--- start of INFORMATION SHOWN ---

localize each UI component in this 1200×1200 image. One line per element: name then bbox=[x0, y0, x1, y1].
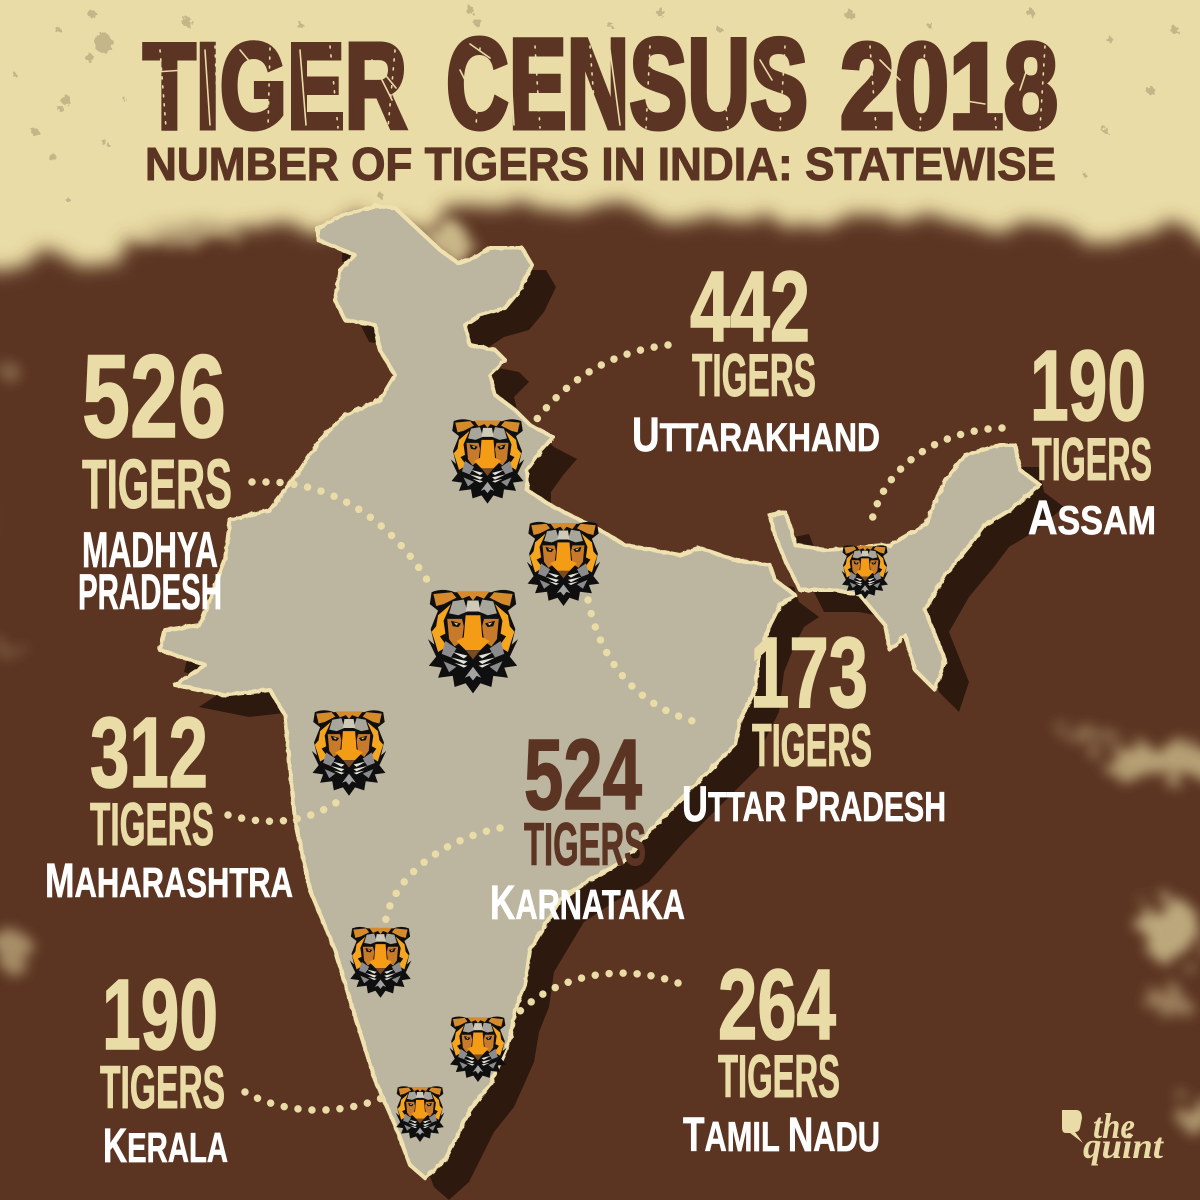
stat: Kerala: KERALA bbox=[103, 1120, 228, 1173]
stat: Madhya Pradesh: 526 bbox=[82, 331, 226, 463]
title: 2018 bbox=[840, 18, 1058, 154]
dotted connector: Uttarakhand bbox=[530, 345, 668, 428]
background: worn light patches bbox=[0, 220, 1200, 1133]
logo: The Quint: quint bbox=[1083, 1126, 1164, 1166]
stat: Karnataka: 524 bbox=[524, 719, 642, 831]
title distress marks bbox=[155, 44, 1045, 128]
stat: Uttar Pradesh: UTTAR PRADESH bbox=[682, 776, 946, 832]
stat: Maharashtra: MAHARASHTRA bbox=[45, 855, 293, 908]
dotted connector: Uttar Pradesh bbox=[588, 600, 696, 722]
stat: Madhya Pradesh: MADHYA bbox=[82, 522, 218, 578]
icon: tiger Madhya Pradesh bbox=[428, 590, 518, 693]
stat: Madhya Pradesh bbox=[78, 331, 232, 620]
title: TIGER bbox=[143, 18, 407, 154]
stat: Madhya Pradesh: TIGERS bbox=[82, 445, 232, 523]
stat: Uttarakhand: 442 bbox=[690, 251, 810, 363]
dotted connector: Maharashtra bbox=[228, 800, 340, 821]
dotted connector: Kerala bbox=[245, 1092, 382, 1110]
stat: Uttar Pradesh: TIGERS bbox=[752, 712, 872, 779]
icon: tiger Maharashtra bbox=[312, 710, 386, 796]
stat: Tamil Nadu: 264 bbox=[718, 949, 836, 1061]
map of India bbox=[160, 206, 1040, 1178]
stat: Maharashtra: 312 bbox=[90, 697, 208, 809]
icon: tiger Karnataka bbox=[350, 927, 411, 998]
dotted connector: Madhya Pradesh bbox=[252, 482, 432, 588]
stat: Maharashtra: TIGERS bbox=[90, 791, 214, 858]
title bbox=[143, 13, 1058, 156]
stat: Assam: 190 bbox=[1030, 330, 1146, 442]
stat: Uttar Pradesh: 173 bbox=[750, 617, 868, 729]
stat: Maharashtra bbox=[45, 697, 293, 908]
dotted connector: Karnataka bbox=[385, 828, 500, 925]
stat: Tamil Nadu bbox=[683, 949, 880, 1162]
stat: Kerala: TIGERS bbox=[100, 1054, 225, 1121]
logo: The Quint bbox=[1062, 1106, 1164, 1166]
stat: Uttar Pradesh bbox=[682, 617, 946, 832]
dotted connector: Tamil Nadu bbox=[515, 973, 678, 1016]
stat: Kerala: 190 bbox=[102, 959, 218, 1071]
stat: Karnataka: TIGERS bbox=[524, 811, 646, 878]
stat: Assam: ASSAM bbox=[1028, 492, 1156, 545]
stat: Uttarakhand: TIGERS bbox=[692, 342, 816, 409]
stat: Uttarakhand bbox=[632, 251, 880, 462]
stat: Tamil Nadu: TIGERS bbox=[718, 1043, 840, 1110]
stat: Assam bbox=[1028, 330, 1156, 545]
parchment speckles bbox=[13, 6, 1179, 202]
icon: tiger Uttar Pradesh bbox=[527, 522, 600, 606]
stat: Kerala bbox=[100, 959, 228, 1173]
title: CENSUS bbox=[446, 13, 808, 156]
stat: Karnataka bbox=[490, 719, 685, 930]
stat: Madhya Pradesh: PRADESH bbox=[78, 564, 222, 620]
stat: Karnataka: KARNATAKA bbox=[490, 877, 685, 930]
subtitle: NUMBER OF TIGERS IN INDIA: STATEWISE bbox=[145, 138, 1056, 190]
icon: tiger Uttarakhand bbox=[451, 419, 524, 504]
icon: tiger Kerala bbox=[396, 1086, 444, 1142]
map shadow bbox=[184, 228, 1064, 1200]
icon: tiger Assam bbox=[842, 545, 888, 599]
stat: Uttarakhand: UTTARAKHAND bbox=[632, 409, 880, 462]
logo: The Quint: the bbox=[1093, 1106, 1135, 1146]
dotted connector: Assam bbox=[872, 428, 1002, 520]
icon: tiger Tamil Nadu bbox=[449, 1016, 507, 1082]
stat: Tamil Nadu: TAMIL NADU bbox=[683, 1109, 880, 1162]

--- end of INFORMATION SHOWN ---

YOUR GOAL =
Pull out each line of the material above that contains the string "Quint". Case counts.

RIGHT ANSWER =
logo: The Quint: quint bbox=[1083, 1126, 1164, 1166]
logo: The Quint bbox=[1062, 1106, 1164, 1166]
logo: The Quint: the bbox=[1093, 1106, 1135, 1146]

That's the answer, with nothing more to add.